# Objective
Note each line of the listing that contains the string "Demo", and copy it.

# Raw records

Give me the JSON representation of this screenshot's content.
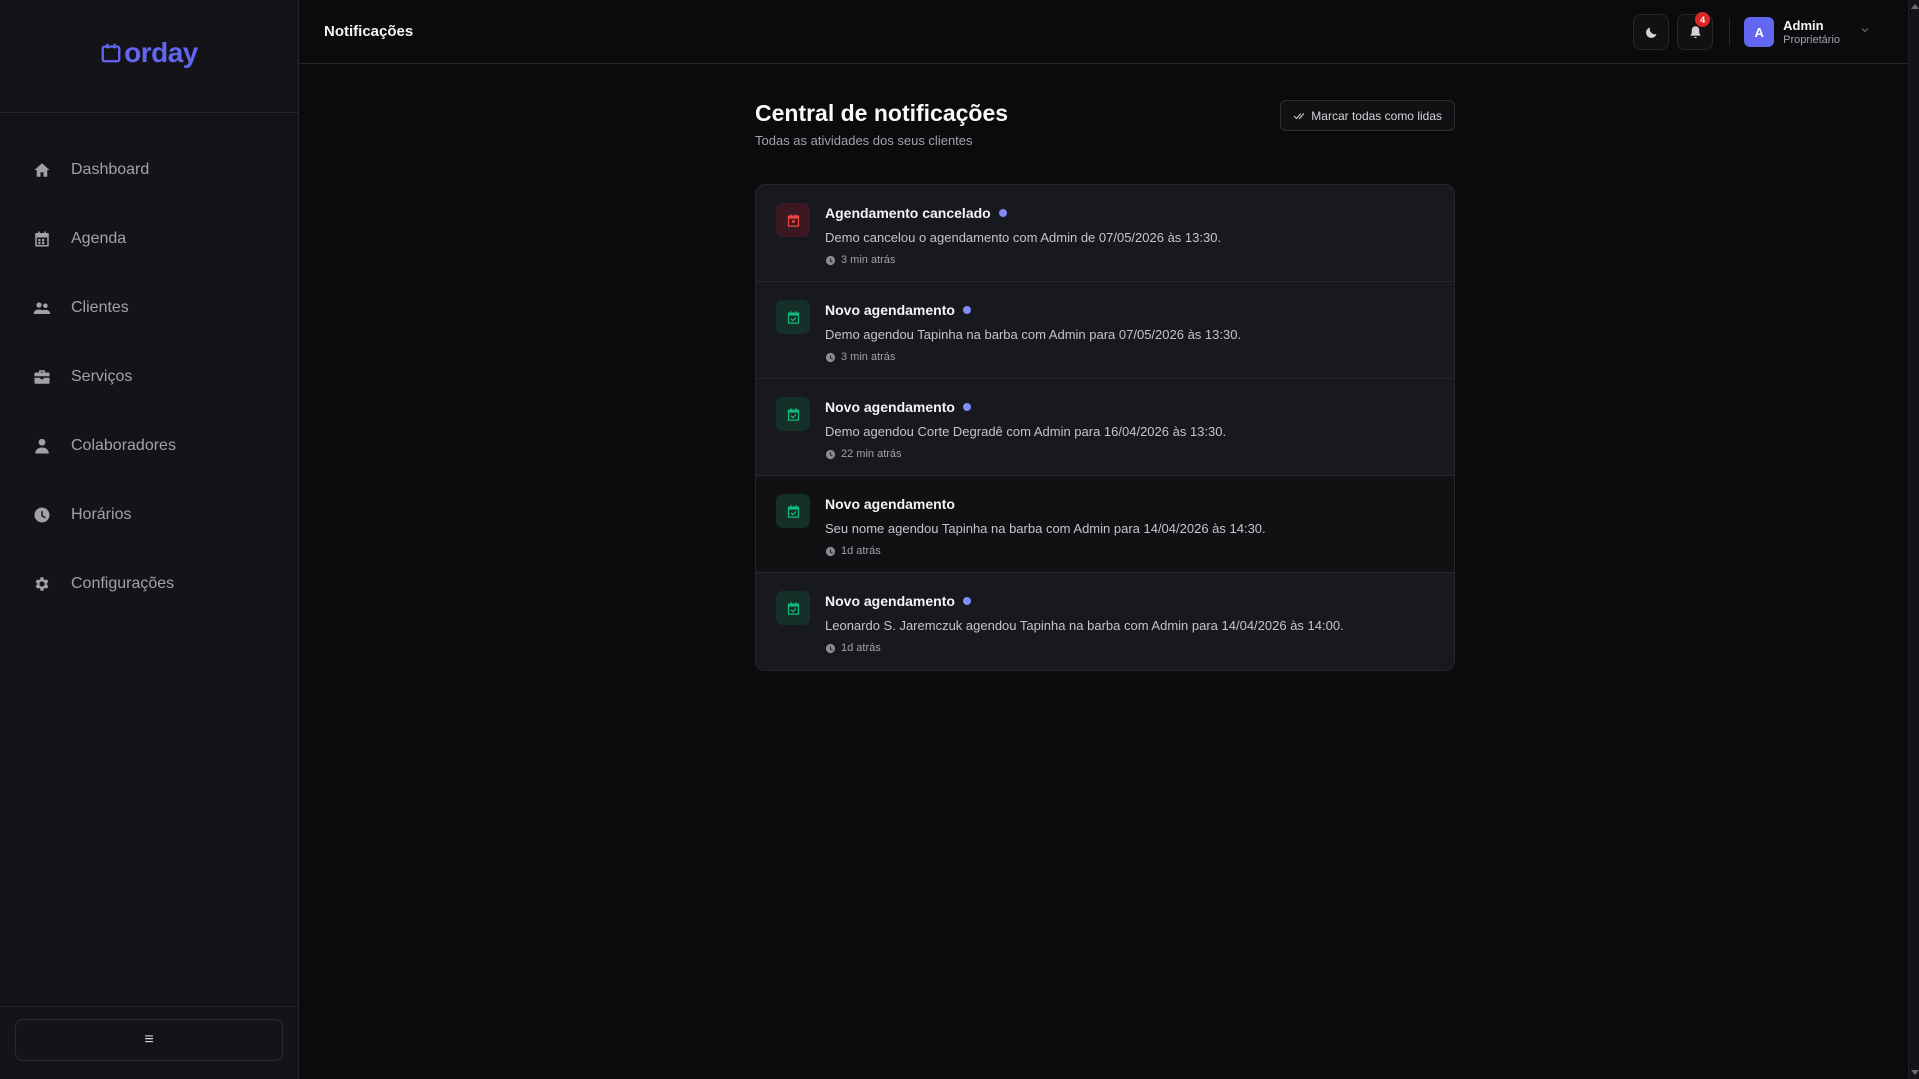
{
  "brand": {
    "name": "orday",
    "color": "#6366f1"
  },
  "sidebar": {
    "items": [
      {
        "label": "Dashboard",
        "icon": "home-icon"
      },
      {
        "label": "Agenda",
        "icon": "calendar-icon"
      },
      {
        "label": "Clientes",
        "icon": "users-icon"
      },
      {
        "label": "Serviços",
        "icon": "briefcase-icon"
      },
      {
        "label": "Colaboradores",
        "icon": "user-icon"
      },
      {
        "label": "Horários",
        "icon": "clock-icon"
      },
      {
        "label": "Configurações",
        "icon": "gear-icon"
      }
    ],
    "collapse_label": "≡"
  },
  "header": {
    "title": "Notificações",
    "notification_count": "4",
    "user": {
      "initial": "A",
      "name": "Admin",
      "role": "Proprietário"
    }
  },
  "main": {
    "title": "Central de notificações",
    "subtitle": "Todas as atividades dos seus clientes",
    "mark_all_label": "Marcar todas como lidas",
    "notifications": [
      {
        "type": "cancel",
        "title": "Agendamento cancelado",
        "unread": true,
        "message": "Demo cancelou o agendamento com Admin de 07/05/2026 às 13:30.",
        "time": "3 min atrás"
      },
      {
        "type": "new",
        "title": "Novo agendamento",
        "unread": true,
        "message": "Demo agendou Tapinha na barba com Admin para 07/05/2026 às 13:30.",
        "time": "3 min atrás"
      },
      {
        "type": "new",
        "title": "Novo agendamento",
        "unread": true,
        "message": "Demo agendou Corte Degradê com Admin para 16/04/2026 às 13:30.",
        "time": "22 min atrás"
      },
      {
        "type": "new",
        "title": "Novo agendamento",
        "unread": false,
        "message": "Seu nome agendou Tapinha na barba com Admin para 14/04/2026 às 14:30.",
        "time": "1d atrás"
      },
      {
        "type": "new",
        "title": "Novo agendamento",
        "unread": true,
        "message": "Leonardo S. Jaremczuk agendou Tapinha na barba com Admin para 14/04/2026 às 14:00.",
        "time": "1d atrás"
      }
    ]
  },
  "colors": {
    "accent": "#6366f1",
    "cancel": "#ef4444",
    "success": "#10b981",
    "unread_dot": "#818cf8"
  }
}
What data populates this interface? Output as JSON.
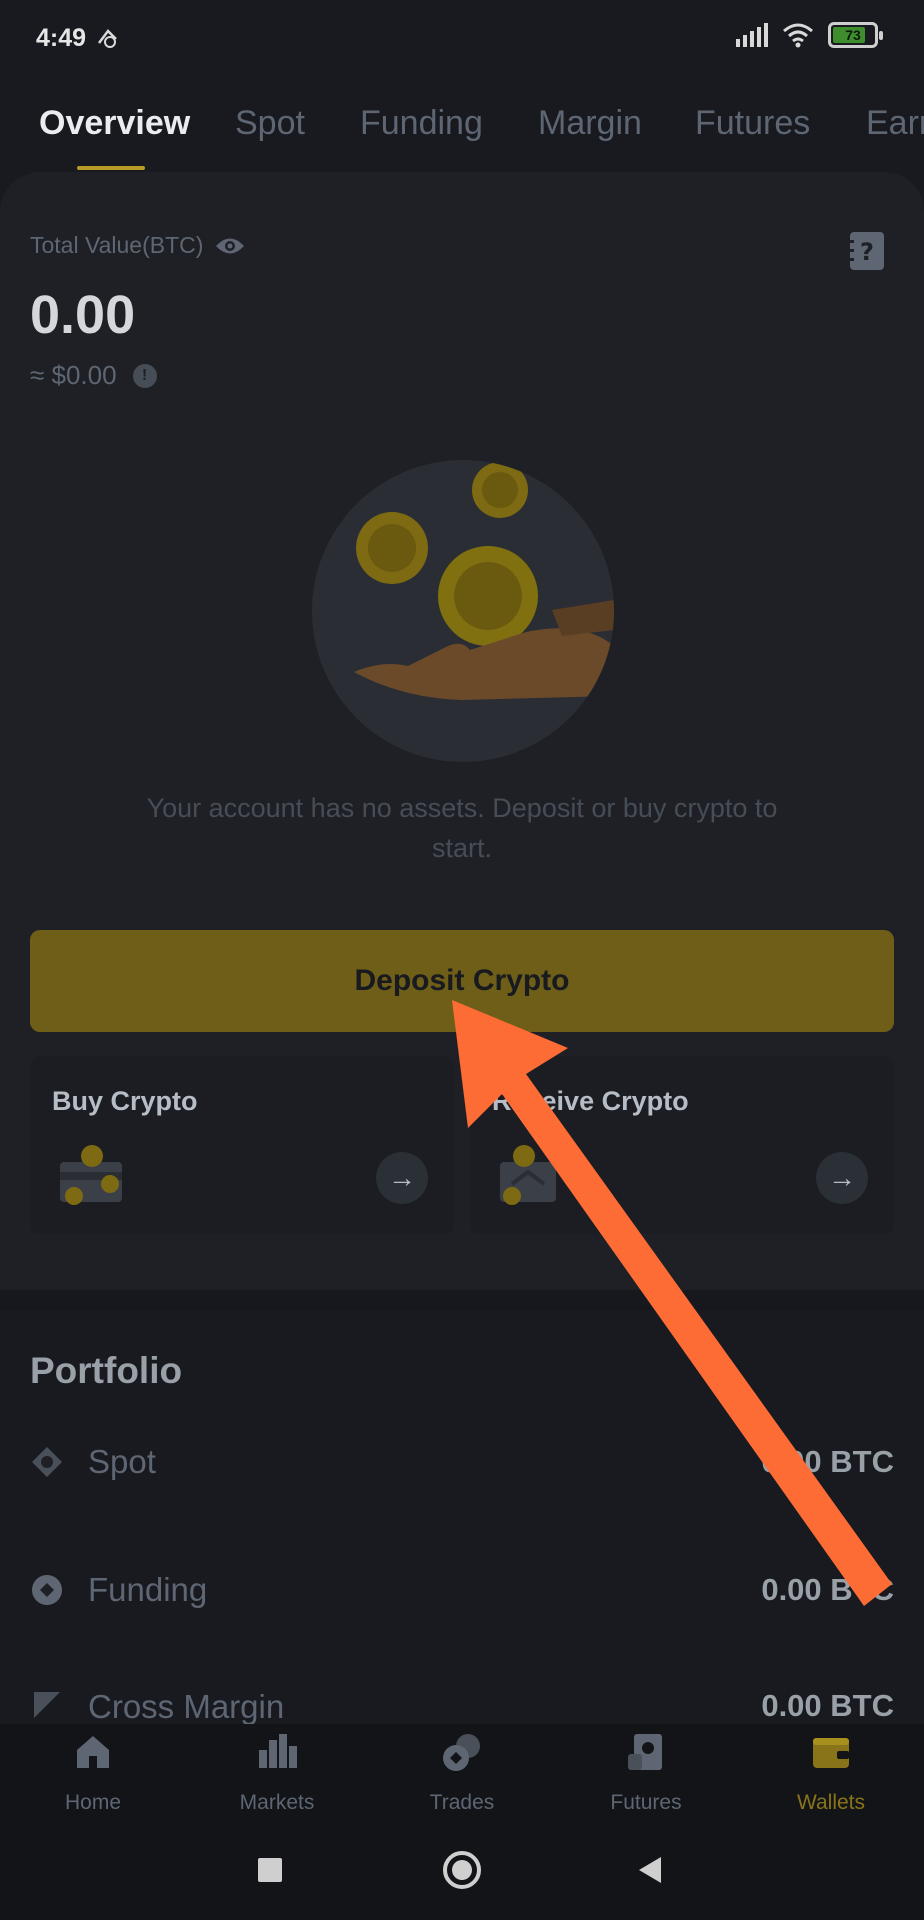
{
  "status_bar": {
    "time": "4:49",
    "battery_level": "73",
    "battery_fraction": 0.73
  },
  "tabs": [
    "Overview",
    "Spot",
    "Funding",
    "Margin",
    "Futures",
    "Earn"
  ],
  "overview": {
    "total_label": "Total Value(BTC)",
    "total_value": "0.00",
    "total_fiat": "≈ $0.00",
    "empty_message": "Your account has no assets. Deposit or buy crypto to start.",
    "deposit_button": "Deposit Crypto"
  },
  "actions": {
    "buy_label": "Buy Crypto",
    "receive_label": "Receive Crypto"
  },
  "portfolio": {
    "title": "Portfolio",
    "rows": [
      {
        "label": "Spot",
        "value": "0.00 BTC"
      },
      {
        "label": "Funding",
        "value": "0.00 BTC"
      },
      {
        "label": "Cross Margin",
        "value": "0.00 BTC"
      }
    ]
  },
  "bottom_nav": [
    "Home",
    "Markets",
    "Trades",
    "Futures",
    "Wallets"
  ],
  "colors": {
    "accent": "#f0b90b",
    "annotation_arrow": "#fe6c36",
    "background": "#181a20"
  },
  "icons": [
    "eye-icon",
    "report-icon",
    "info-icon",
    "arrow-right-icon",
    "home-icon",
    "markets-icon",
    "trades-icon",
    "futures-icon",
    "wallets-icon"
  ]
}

# Reply
        "message": "Demo cancelou o agendamento com Admin de 07/05/2026 às 13:30.",
        "message": "Demo agendou Tapinha na barba com Admin para 07/05/2026 às 13:30.",
        "message": "Demo agendou Corte Degradê com Admin para 16/04/2026 às 13:30.",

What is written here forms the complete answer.